* **EXERCISE REQUIREMENTS**: Pull out every line from the listing that has the word "高中政治".

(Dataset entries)
──────────────────────────────

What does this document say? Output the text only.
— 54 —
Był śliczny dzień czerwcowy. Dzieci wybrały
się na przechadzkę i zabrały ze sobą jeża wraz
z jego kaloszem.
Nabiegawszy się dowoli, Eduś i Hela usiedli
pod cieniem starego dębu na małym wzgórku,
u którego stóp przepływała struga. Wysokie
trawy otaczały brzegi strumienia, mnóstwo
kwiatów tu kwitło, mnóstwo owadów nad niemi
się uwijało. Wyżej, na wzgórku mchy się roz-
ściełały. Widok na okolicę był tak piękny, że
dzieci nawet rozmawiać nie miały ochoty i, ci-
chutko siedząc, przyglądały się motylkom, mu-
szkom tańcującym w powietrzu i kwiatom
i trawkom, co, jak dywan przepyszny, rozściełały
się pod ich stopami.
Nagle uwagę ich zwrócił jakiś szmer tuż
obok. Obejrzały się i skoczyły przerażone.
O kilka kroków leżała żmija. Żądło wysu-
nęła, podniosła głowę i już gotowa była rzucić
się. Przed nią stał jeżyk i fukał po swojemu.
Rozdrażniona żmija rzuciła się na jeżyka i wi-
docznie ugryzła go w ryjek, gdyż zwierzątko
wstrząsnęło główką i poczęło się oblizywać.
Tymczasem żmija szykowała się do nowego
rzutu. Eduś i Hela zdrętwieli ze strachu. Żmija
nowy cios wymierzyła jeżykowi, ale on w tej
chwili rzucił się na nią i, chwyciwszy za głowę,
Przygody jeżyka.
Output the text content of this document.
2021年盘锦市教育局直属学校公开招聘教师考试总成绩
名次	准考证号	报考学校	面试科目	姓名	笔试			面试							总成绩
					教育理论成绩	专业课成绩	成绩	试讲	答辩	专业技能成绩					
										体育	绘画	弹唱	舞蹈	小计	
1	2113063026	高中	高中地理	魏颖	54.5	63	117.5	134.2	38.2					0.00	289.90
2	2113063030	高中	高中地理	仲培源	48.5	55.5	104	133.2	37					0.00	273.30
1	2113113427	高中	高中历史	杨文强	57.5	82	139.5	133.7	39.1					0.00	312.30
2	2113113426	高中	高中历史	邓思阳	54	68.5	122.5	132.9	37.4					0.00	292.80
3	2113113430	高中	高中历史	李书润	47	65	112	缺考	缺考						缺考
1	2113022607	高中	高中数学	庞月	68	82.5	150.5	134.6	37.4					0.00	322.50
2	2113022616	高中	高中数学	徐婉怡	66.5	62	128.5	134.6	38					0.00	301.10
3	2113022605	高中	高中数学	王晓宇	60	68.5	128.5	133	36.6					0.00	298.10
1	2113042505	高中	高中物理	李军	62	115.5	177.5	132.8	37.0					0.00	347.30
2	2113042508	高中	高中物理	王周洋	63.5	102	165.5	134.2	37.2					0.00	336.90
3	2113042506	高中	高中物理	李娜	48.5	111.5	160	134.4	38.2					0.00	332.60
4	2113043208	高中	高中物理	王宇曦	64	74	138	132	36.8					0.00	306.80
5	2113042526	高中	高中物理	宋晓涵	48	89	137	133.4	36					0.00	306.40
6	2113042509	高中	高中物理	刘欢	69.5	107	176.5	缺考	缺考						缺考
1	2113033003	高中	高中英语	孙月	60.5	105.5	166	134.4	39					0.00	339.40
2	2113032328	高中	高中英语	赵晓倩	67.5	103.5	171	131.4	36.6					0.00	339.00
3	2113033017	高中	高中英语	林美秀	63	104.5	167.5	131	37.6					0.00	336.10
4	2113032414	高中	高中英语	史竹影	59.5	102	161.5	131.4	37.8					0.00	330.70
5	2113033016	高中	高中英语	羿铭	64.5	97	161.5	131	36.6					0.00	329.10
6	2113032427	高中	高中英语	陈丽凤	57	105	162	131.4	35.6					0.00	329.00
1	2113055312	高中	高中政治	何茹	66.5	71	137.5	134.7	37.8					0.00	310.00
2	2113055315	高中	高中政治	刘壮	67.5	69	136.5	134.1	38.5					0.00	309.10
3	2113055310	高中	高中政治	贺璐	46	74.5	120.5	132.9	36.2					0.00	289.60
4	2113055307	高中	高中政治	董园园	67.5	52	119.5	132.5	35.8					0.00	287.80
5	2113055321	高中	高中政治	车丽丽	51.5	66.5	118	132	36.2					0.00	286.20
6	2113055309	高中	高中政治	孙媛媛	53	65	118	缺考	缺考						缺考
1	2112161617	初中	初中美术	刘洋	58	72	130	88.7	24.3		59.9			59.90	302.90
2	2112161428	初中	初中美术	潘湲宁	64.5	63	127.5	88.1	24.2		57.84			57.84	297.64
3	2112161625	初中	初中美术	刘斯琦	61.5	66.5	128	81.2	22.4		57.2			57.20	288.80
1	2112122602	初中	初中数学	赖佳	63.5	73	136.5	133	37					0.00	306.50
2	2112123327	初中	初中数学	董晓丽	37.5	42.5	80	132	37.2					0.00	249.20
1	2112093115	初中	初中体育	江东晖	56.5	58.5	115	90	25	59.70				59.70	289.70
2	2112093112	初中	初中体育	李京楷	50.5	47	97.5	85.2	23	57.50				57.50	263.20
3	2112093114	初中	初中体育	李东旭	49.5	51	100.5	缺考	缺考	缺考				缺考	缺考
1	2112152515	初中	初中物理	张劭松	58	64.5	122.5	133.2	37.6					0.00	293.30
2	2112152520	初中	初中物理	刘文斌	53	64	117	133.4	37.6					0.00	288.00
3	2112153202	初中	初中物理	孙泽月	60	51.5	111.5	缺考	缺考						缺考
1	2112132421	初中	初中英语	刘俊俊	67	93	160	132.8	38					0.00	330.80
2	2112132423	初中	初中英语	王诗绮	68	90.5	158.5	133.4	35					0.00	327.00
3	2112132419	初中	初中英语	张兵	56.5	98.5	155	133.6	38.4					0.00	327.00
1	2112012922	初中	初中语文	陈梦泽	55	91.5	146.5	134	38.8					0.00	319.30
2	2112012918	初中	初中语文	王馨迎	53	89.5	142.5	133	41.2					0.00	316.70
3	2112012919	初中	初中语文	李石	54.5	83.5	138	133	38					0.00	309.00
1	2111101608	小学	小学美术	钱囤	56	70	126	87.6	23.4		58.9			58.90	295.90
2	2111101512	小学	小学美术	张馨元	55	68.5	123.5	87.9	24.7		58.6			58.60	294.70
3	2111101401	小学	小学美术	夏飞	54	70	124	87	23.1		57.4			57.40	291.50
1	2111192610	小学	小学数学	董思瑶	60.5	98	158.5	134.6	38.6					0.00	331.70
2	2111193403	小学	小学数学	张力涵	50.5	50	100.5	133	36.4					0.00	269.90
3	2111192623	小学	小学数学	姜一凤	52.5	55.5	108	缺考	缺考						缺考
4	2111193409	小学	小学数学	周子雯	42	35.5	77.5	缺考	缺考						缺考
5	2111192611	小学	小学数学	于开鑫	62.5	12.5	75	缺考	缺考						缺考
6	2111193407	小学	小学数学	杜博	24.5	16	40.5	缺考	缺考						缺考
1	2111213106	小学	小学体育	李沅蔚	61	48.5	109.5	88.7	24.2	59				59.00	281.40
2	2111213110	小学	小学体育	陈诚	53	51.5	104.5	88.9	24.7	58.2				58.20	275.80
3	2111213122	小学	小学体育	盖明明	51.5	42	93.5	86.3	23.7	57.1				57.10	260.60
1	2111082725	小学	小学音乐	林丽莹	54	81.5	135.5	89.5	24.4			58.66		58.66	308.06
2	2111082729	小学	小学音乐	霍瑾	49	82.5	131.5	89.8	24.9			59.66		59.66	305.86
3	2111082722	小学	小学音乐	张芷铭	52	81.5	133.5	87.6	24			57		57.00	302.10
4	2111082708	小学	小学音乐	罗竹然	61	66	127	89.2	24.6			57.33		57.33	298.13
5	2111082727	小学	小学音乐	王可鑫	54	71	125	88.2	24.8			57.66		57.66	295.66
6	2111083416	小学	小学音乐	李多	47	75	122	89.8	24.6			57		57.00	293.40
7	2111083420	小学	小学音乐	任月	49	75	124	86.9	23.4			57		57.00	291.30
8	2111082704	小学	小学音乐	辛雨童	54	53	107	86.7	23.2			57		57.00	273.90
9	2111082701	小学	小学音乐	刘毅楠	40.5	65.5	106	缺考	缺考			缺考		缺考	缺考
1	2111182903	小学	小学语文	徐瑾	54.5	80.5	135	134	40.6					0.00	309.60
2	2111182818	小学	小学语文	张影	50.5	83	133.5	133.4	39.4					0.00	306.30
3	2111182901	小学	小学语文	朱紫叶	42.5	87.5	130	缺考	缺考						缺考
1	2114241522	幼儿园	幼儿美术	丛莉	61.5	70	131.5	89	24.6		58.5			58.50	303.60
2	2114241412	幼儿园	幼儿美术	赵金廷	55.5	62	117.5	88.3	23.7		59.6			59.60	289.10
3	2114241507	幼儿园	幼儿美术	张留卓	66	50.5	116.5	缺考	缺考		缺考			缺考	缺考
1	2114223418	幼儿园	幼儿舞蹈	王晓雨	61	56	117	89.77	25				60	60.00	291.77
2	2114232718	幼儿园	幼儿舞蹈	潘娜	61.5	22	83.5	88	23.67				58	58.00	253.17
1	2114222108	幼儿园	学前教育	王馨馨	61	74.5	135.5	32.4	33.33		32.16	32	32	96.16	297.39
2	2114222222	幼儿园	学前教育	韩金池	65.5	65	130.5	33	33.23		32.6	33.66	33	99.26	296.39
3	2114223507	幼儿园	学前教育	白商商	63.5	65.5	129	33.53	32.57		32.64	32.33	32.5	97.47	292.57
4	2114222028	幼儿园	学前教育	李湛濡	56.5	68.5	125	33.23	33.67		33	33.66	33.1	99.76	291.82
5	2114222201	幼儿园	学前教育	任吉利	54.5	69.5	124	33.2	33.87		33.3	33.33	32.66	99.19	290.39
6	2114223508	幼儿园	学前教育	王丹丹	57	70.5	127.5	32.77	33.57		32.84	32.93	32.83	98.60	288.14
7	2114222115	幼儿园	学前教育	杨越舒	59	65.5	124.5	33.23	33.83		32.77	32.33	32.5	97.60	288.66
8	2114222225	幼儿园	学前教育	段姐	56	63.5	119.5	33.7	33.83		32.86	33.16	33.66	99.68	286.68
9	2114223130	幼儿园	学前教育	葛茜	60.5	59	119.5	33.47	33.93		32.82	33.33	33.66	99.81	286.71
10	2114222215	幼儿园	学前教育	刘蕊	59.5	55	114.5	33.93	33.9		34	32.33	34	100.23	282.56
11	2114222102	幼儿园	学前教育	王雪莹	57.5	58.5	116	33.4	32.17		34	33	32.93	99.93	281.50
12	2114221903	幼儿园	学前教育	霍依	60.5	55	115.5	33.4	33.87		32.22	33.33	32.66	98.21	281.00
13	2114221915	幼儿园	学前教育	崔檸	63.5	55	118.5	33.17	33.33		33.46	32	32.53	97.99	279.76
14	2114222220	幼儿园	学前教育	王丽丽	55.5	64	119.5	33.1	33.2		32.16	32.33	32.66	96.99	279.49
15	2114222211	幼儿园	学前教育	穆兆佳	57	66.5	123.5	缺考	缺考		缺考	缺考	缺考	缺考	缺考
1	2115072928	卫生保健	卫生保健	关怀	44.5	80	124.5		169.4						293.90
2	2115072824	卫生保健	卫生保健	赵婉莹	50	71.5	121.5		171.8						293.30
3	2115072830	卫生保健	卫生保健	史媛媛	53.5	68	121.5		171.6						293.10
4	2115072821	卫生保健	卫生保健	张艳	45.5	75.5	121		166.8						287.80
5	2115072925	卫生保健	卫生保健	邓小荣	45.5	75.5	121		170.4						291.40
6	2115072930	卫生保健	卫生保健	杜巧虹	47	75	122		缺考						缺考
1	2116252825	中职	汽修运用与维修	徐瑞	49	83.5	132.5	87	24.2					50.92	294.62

──────────────────────────────

* **COMPLETE ANSWER**:
1	2113055312	高中	高中政治	何茹	66.5	71	137.5	134.7	37.8					0.00	310.00
2	2113055315	高中	高中政治	刘壮	67.5	69	136.5	134.1	38.5					0.00	309.10
3	2113055310	高中	高中政治	贺璐	46	74.5	120.5	132.9	36.2					0.00	289.60
4	2113055307	高中	高中政治	董园园	67.5	52	119.5	132.5	35.8					0.00	287.80
5	2113055321	高中	高中政治	车丽丽	51.5	66.5	118	132	36.2					0.00	286.20
6	2113055309	高中	高中政治	孙媛媛	53	65	118	缺考	缺考						缺考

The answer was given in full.